▸ Text block:
>>

The Chicago Film Critics Association Award for Best Original Score is one of several categories presented by the Chicago Film Critics Association (CFCA), an association of professional film critics, who work in print, broadcast and online media, based in Chicago. Since the 6th Chicago Film Critics Association Awards (1993), the award has been presented annually. The nominations from 1993, 1994 and 2004 are not available. The first Chicago Film Critics Association Award for Best Original Score went to composer Michael Nyman for his score to The Piano. The most recent recipient of this award is Jonny Greenwood for One Battle After Another.

French film composer Alexandre Desplat has the most nominations (13), with one win. Jonny Greenwood has the most wins (four) from seven nominations, while Howard Shore has three wins from six nominations. Hans Zimmer has eleven nominations, which have resulted in one win. English musician Clint Mansell has two wins from two nominations, while Mica Levi has two wins from three nominations and Trent Reznor and Atticus Ross have two wins from four nominations. Other notable achievers are James Horner, Randy Newman, and Carter Burwell who all have one win from multiple nominations. Several composers have been nominated multiple times, but never received the award, including Danny Elfman, Philip Glass and Elliot Goldenthal.

The 12th Chicago Film Critics Association Awards (1999) saw the first two female composers, Jocelyn Pook and Rachel Portman, nominated for the award. In 2007, Markéta Irglová became the first female musician to win the award, along with Glen Hansard, for their work on Once. James Newton Howard became the first composer to receive multiple nominations at the 18th Chicago Film Critics Association Awards. He was nominated for his work on King Kong and his collaboration with Zimmer on Batman Begins. At the 25th Chicago Film Critics Association Awards (2012), Desplat received nominations for his scores to Argo, Moonrise Kingdom and Zero Dark Thirty, the first time a composer has been nominated three times in one year. In 2023, Robbie Robertson received the award posthumously.

<<

▸ Assigned task 1: Based on the text about the Chicago Film Critics Association Award for Best Original Score, state whether each statement agrees with it: (a) Howard Shore has won the award more times than Hans Zimmer; (b) the nominations from 2004 are available; (c) Jocelyn Pook was the first female musician to win the award. Answer yes or no for each and quote the deciding words.
▸ Assigned task 2: Summarize the text about the Chicago Film Critics Association Award for Best Original Score in three sentences.

Dataset entries:
>>

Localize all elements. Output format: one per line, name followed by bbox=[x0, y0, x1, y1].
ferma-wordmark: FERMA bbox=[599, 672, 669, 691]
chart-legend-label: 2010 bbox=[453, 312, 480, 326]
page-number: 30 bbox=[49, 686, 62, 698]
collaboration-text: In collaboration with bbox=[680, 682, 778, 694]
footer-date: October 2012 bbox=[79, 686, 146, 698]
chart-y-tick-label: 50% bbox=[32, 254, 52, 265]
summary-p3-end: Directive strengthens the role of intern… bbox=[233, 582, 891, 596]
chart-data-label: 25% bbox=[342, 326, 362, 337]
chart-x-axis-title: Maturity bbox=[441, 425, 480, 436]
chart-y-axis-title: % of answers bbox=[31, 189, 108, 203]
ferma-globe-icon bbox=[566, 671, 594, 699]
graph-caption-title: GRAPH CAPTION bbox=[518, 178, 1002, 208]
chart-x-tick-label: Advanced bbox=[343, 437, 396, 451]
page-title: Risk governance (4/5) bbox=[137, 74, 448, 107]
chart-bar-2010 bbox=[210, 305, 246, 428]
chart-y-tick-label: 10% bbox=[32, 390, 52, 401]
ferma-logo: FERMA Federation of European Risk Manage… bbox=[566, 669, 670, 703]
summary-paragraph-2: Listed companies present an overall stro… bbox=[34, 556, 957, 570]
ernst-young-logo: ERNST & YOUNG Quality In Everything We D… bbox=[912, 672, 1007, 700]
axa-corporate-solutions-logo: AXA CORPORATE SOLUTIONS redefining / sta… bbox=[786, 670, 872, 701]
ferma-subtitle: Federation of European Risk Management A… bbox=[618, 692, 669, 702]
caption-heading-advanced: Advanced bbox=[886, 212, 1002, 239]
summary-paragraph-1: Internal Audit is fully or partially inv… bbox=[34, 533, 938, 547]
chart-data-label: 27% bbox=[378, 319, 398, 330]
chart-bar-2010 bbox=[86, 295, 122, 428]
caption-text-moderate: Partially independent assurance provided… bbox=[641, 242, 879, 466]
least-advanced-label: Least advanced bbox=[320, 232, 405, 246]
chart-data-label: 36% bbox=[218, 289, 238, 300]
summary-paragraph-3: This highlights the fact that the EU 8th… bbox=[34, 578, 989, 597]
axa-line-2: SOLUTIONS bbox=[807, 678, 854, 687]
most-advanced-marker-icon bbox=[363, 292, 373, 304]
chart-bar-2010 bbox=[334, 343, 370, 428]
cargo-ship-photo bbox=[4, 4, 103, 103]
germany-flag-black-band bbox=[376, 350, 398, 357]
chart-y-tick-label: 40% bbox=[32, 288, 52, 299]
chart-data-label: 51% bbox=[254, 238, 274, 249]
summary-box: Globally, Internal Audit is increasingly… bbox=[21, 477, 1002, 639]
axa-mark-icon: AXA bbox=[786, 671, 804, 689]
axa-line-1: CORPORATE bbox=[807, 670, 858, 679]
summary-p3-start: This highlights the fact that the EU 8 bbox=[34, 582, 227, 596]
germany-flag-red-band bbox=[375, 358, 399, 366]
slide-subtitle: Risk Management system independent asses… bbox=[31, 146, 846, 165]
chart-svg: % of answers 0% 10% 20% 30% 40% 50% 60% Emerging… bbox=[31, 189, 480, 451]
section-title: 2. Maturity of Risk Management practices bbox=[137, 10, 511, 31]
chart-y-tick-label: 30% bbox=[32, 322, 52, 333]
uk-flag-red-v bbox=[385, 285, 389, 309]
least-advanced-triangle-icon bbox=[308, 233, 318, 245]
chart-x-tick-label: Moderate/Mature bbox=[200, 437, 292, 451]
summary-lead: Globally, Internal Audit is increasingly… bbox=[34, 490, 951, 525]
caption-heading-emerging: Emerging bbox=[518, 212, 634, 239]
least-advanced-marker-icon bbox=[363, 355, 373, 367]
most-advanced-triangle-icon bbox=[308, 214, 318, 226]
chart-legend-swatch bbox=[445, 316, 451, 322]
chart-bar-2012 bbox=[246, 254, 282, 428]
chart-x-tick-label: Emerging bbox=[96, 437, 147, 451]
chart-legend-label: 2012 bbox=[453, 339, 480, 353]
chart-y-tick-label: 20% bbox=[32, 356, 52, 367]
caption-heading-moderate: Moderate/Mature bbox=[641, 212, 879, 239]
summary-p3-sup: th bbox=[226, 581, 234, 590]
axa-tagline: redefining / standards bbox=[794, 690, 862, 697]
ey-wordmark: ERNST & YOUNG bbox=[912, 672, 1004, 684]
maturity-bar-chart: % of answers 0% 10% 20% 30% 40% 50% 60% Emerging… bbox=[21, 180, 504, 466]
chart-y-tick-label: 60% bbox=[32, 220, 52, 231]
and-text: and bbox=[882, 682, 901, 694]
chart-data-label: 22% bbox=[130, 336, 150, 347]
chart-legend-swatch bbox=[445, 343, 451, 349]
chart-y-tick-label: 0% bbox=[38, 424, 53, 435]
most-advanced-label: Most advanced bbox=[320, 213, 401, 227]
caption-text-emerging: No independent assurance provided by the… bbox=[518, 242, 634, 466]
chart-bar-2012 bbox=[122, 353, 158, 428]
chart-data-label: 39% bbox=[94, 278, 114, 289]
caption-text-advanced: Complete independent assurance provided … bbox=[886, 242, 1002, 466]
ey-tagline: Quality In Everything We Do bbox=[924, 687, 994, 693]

<<

▸ Task solution 1:
(a) Yes: "Howard Shore has three wins from six nominations" and "Hans Zimmer has eleven nominations, which have resulted in one win."
(b) No: "The nominations from 1993, 1994 and 2004 are not available."
(c) No: "In 2007, Markéta Irglová became the first female musician to win the award"

▸ Task solution 2: The Chicago Film Critics Association, a Chicago-based association of professional film critics, has presented its Best Original Score award annually since 1993. The first award went to Michael Nyman for The Piano, and the most recent recipient is Jonny Greenwood, who has the most wins with four, while Alexandre Desplat has the most nominations with 13. Notable milestones include the first two female nominees in 1999, Markéta Irglová's 2007 win with Glen Hansard as the first female winner, and Robbie Robertson's posthumous award in 2023.